AIM OF THE TASK:
Pick every line from the data that holds the word "ХРУСТАЛЬНАЯ".
— Begin EXTRACTED INFORMATION —
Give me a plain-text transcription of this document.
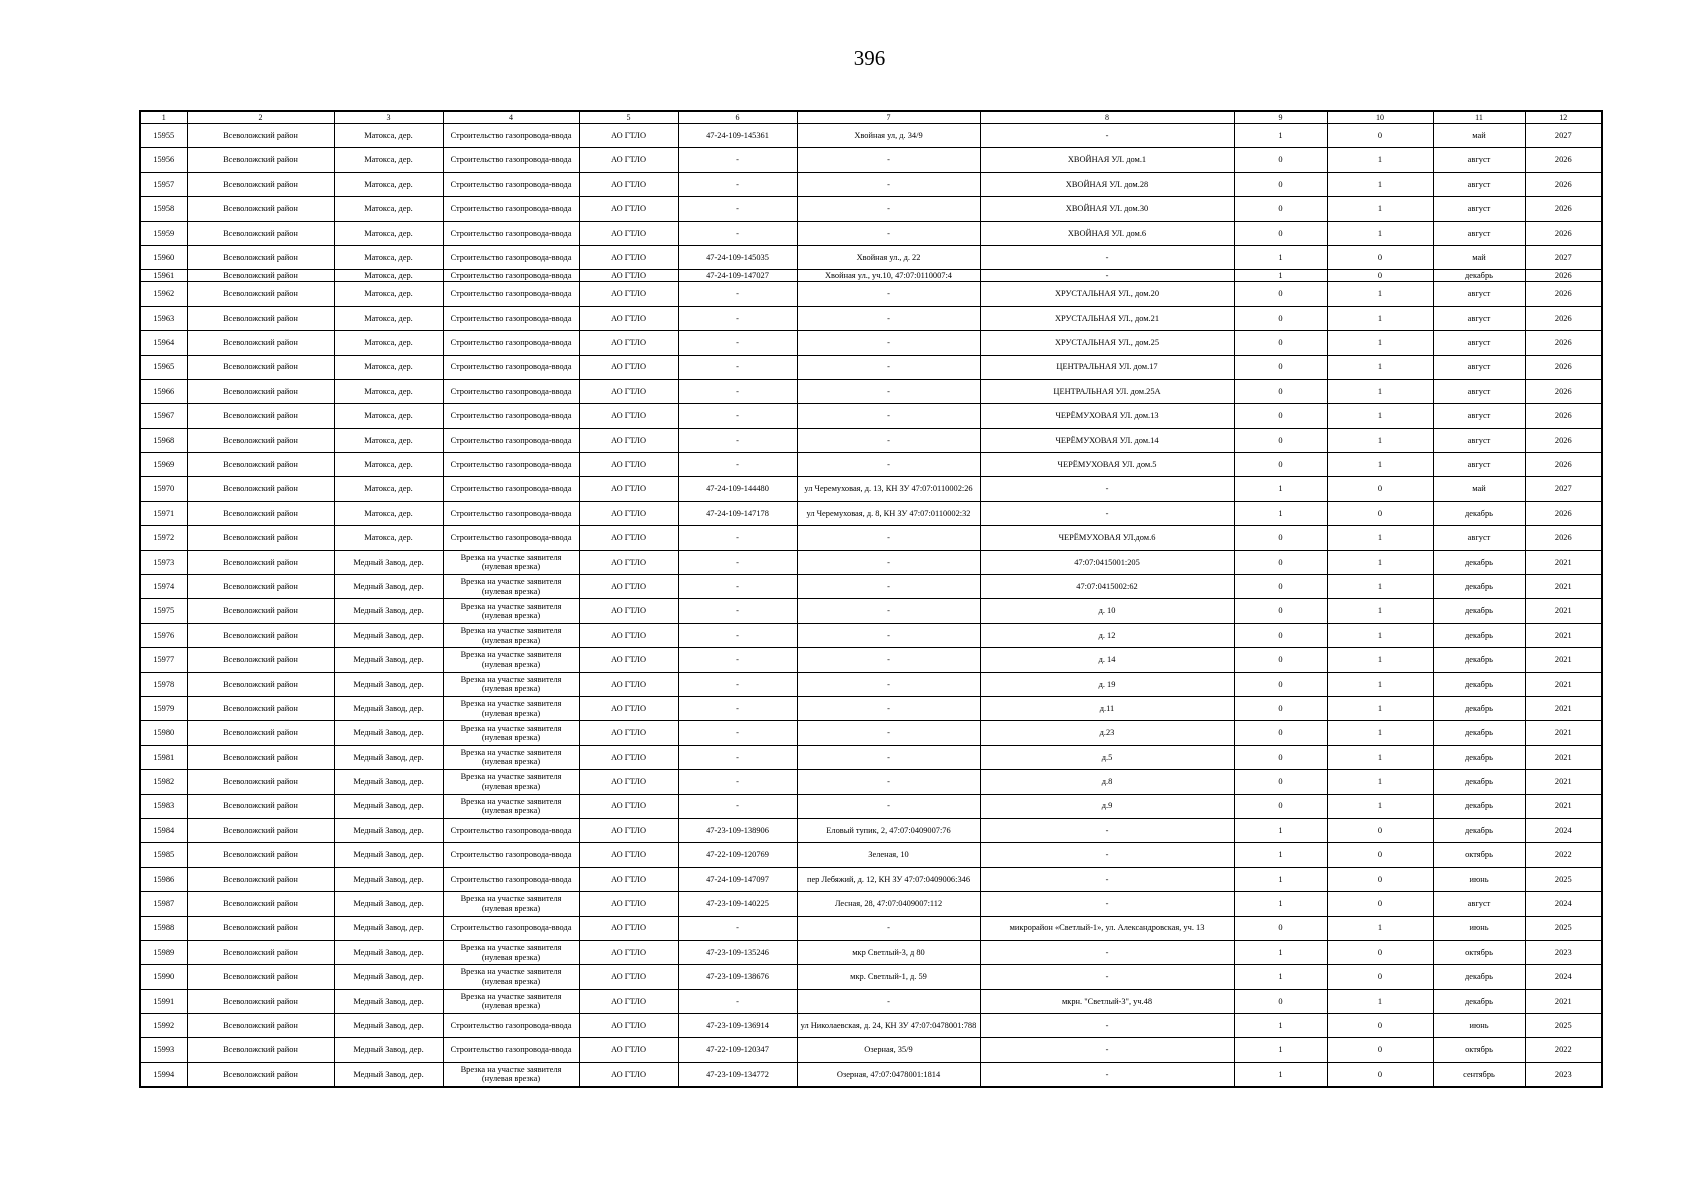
396
1	2	3	4	5	6	7	8	9	10	11	12
15955	Всеволожский район	Матокса, дер.	Строительство газопровода-ввода	АО ГТЛО	47-24-109-145361	Хвойная ул, д. 34/9	-	1	0	май	2027
15956	Всеволожский район	Матокса, дер.	Строительство газопровода-ввода	АО ГТЛО	-	-	ХВОЙНАЯ УЛ. дом.1	0	1	август	2026
15957	Всеволожский район	Матокса, дер.	Строительство газопровода-ввода	АО ГТЛО	-	-	ХВОЙНАЯ УЛ. дом.28	0	1	август	2026
15958	Всеволожский район	Матокса, дер.	Строительство газопровода-ввода	АО ГТЛО	-	-	ХВОЙНАЯ УЛ. дом.30	0	1	август	2026
15959	Всеволожский район	Матокса, дер.	Строительство газопровода-ввода	АО ГТЛО	-	-	ХВОЙНАЯ УЛ. дом.6	0	1	август	2026
15960	Всеволожский район	Матокса, дер.	Строительство газопровода-ввода	АО ГТЛО	47-24-109-145035	Хвойная ул., д. 22	-	1	0	май	2027
15961	Всеволожский район	Матокса, дер.	Строительство газопровода-ввода	АО ГТЛО	47-24-109-147027	Хвойная ул., уч.10, 47:07:0110007:4	-	1	0	декабрь	2026
15962	Всеволожский район	Матокса, дер.	Строительство газопровода-ввода	АО ГТЛО	-	-	ХРУСТАЛЬНАЯ УЛ., дом.20	0	1	август	2026
15963	Всеволожский район	Матокса, дер.	Строительство газопровода-ввода	АО ГТЛО	-	-	ХРУСТАЛЬНАЯ УЛ., дом.21	0	1	август	2026
15964	Всеволожский район	Матокса, дер.	Строительство газопровода-ввода	АО ГТЛО	-	-	ХРУСТАЛЬНАЯ УЛ., дом.25	0	1	август	2026
15965	Всеволожский район	Матокса, дер.	Строительство газопровода-ввода	АО ГТЛО	-	-	ЦЕНТРАЛЬНАЯ УЛ. дом.17	0	1	август	2026
15966	Всеволожский район	Матокса, дер.	Строительство газопровода-ввода	АО ГТЛО	-	-	ЦЕНТРАЛЬНАЯ УЛ. дом.25А	0	1	август	2026
15967	Всеволожский район	Матокса, дер.	Строительство газопровода-ввода	АО ГТЛО	-	-	ЧЕРЁМУХОВАЯ УЛ. дом.13	0	1	август	2026
15968	Всеволожский район	Матокса, дер.	Строительство газопровода-ввода	АО ГТЛО	-	-	ЧЕРЁМУХОВАЯ УЛ. дом.14	0	1	август	2026
15969	Всеволожский район	Матокса, дер.	Строительство газопровода-ввода	АО ГТЛО	-	-	ЧЕРЁМУХОВАЯ УЛ. дом.5	0	1	август	2026
15970	Всеволожский район	Матокса, дер.	Строительство газопровода-ввода	АО ГТЛО	47-24-109-144480	ул Черемуховая, д. 13, КН ЗУ 47:07:0110002:26	-	1	0	май	2027
15971	Всеволожский район	Матокса, дер.	Строительство газопровода-ввода	АО ГТЛО	47-24-109-147178	ул Черемуховая, д. 8, КН ЗУ 47:07:0110002:32	-	1	0	декабрь	2026
15972	Всеволожский район	Матокса, дер.	Строительство газопровода-ввода	АО ГТЛО	-	-	ЧЕРЁМУХОВАЯ УЛ.дом.6	0	1	август	2026
15973	Всеволожский район	Медный Завод, дер.	Врезка на участке заявителя (нулевая врезка)	АО ГТЛО	-	-	47:07:0415001:205	0	1	декабрь	2021
15974	Всеволожский район	Медный Завод, дер.	Врезка на участке заявителя (нулевая врезка)	АО ГТЛО	-	-	47:07:0415002:62	0	1	декабрь	2021
15975	Всеволожский район	Медный Завод, дер.	Врезка на участке заявителя (нулевая врезка)	АО ГТЛО	-	-	д. 10	0	1	декабрь	2021
15976	Всеволожский район	Медный Завод, дер.	Врезка на участке заявителя (нулевая врезка)	АО ГТЛО	-	-	д. 12	0	1	декабрь	2021
15977	Всеволожский район	Медный Завод, дер.	Врезка на участке заявителя (нулевая врезка)	АО ГТЛО	-	-	д. 14	0	1	декабрь	2021
15978	Всеволожский район	Медный Завод, дер.	Врезка на участке заявителя (нулевая врезка)	АО ГТЛО	-	-	д. 19	0	1	декабрь	2021
15979	Всеволожский район	Медный Завод, дер.	Врезка на участке заявителя (нулевая врезка)	АО ГТЛО	-	-	д.11	0	1	декабрь	2021
15980	Всеволожский район	Медный Завод, дер.	Врезка на участке заявителя (нулевая врезка)	АО ГТЛО	-	-	д.23	0	1	декабрь	2021
15981	Всеволожский район	Медный Завод, дер.	Врезка на участке заявителя (нулевая врезка)	АО ГТЛО	-	-	д.5	0	1	декабрь	2021
15982	Всеволожский район	Медный Завод, дер.	Врезка на участке заявителя (нулевая врезка)	АО ГТЛО	-	-	д.8	0	1	декабрь	2021
15983	Всеволожский район	Медный Завод, дер.	Врезка на участке заявителя (нулевая врезка)	АО ГТЛО	-	-	д.9	0	1	декабрь	2021
15984	Всеволожский район	Медный Завод, дер.	Строительство газопровода-ввода	АО ГТЛО	47-23-109-138906	Еловый тупик, 2, 47:07:0409007:76	-	1	0	декабрь	2024
15985	Всеволожский район	Медный Завод, дер.	Строительство газопровода-ввода	АО ГТЛО	47-22-109-120769	Зеленая, 10	-	1	0	октябрь	2022
15986	Всеволожский район	Медный Завод, дер.	Строительство газопровода-ввода	АО ГТЛО	47-24-109-147097	пер Лебяжий, д. 12, КН ЗУ 47:07:0409006:346	-	1	0	июнь	2025
15987	Всеволожский район	Медный Завод, дер.	Врезка на участке заявителя (нулевая врезка)	АО ГТЛО	47-23-109-140225	Лесная, 28, 47:07:0409007:112	-	1	0	август	2024
15988	Всеволожский район	Медный Завод, дер.	Строительство газопровода-ввода	АО ГТЛО	-	-	микрорайон «Светлый-1», ул. Александровская, уч. 13	0	1	июнь	2025
15989	Всеволожский район	Медный Завод, дер.	Врезка на участке заявителя (нулевая врезка)	АО ГТЛО	47-23-109-135246	мкр Светлый-3, д 80	-	1	0	октябрь	2023
15990	Всеволожский район	Медный Завод, дер.	Врезка на участке заявителя (нулевая врезка)	АО ГТЛО	47-23-109-138676	мкр. Светлый-1, д. 59	-	1	0	декабрь	2024
15991	Всеволожский район	Медный Завод, дер.	Врезка на участке заявителя (нулевая врезка)	АО ГТЛО	-	-	мкрн. "Светлый-3", уч.48	0	1	декабрь	2021
15992	Всеволожский район	Медный Завод, дер.	Строительство газопровода-ввода	АО ГТЛО	47-23-109-136914	ул Николаевская, д. 24, КН ЗУ 47:07:0478001:788	-	1	0	июнь	2025
15993	Всеволожский район	Медный Завод, дер.	Строительство газопровода-ввода	АО ГТЛО	47-22-109-120347	Озерная, 35/9	-	1	0	октябрь	2022
15994	Всеволожский район	Медный Завод, дер.	Врезка на участке заявителя (нулевая врезка)	АО ГТЛО	47-23-109-134772	Озерная, 47:07:0478001:1814	-	1	0	сентябрь	2023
— End EXTRACTED INFORMATION —
OUTPUT OF THE TASK:
15962	Всеволожский район	Матокса, дер.	Строительство газопровода-ввода	АО ГТЛО	-	-	ХРУСТАЛЬНАЯ УЛ., дом.20	0	1	август	2026
15963	Всеволожский район	Матокса, дер.	Строительство газопровода-ввода	АО ГТЛО	-	-	ХРУСТАЛЬНАЯ УЛ., дом.21	0	1	август	2026
15964	Всеволожский район	Матокса, дер.	Строительство газопровода-ввода	АО ГТЛО	-	-	ХРУСТАЛЬНАЯ УЛ., дом.25	0	1	август	2026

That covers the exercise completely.